The data must be written out once more, precisely as given.

— start EXERCISE MATERIAL —

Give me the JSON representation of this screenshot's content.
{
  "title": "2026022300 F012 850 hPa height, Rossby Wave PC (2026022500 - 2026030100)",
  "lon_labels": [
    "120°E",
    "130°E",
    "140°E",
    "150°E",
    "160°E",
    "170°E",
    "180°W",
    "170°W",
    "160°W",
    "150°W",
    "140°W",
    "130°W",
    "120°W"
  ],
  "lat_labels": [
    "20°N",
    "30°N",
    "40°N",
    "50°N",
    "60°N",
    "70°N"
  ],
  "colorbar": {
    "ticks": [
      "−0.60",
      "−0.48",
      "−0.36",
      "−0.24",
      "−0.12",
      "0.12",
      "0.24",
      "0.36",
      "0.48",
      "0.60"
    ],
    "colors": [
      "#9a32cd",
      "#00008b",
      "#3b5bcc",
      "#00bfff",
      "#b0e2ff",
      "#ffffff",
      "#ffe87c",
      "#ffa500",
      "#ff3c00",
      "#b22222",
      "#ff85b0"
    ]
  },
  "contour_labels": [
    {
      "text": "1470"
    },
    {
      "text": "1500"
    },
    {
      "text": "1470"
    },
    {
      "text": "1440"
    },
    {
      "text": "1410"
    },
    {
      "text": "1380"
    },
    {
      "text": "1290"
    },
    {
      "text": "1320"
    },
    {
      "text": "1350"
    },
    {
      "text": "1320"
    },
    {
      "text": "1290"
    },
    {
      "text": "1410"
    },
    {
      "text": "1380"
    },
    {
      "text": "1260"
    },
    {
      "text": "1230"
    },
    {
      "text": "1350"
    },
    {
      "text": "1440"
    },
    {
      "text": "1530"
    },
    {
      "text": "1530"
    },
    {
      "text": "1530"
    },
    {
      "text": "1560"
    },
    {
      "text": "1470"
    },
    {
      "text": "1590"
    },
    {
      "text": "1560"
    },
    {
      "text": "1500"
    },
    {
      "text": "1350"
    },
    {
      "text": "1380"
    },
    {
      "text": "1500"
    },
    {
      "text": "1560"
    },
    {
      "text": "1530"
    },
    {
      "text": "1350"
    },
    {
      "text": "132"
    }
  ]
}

— end EXERCISE MATERIAL —

RESULT OF THE EXERCISE:
Give me the JSON representation of this screenshot's content.
{
  "title": "2026022300 F012 850 hPa height, Rossby Wave PC (2026022500 - 2026030100)",
  "lon_labels": [
    "120°E",
    "130°E",
    "140°E",
    "150°E",
    "160°E",
    "170°E",
    "180°W",
    "170°W",
    "160°W",
    "150°W",
    "140°W",
    "130°W",
    "120°W"
  ],
  "lat_labels": [
    "20°N",
    "30°N",
    "40°N",
    "50°N",
    "60°N",
    "70°N"
  ],
  "colorbar": {
    "ticks": [
      "−0.60",
      "−0.48",
      "−0.36",
      "−0.24",
      "−0.12",
      "0.12",
      "0.24",
      "0.36",
      "0.48",
      "0.60"
    ],
    "colors": [
      "#9a32cd",
      "#00008b",
      "#3b5bcc",
      "#00bfff",
      "#b0e2ff",
      "#ffffff",
      "#ffe87c",
      "#ffa500",
      "#ff3c00",
      "#b22222",
      "#ff85b0"
    ]
  },
  "contour_labels": [
    {
      "text": "1470"
    },
    {
      "text": "1500"
    },
    {
      "text": "1470"
    },
    {
      "text": "1440"
    },
    {
      "text": "1410"
    },
    {
      "text": "1380"
    },
    {
      "text": "1290"
    },
    {
      "text": "1320"
    },
    {
      "text": "1350"
    },
    {
      "text": "1320"
    },
    {
      "text": "1290"
    },
    {
      "text": "1410"
    },
    {
      "text": "1380"
    },
    {
      "text": "1260"
    },
    {
      "text": "1230"
    },
    {
      "text": "1350"
    },
    {
      "text": "1440"
    },
    {
      "text": "1530"
    },
    {
      "text": "1530"
    },
    {
      "text": "1530"
    },
    {
      "text": "1560"
    },
    {
      "text": "1470"
    },
    {
      "text": "1590"
    },
    {
      "text": "1560"
    },
    {
      "text": "1500"
    },
    {
      "text": "1350"
    },
    {
      "text": "1380"
    },
    {
      "text": "1500"
    },
    {
      "text": "1560"
    },
    {
      "text": "1530"
    },
    {
      "text": "1350"
    },
    {
      "text": "132"
    }
  ]
}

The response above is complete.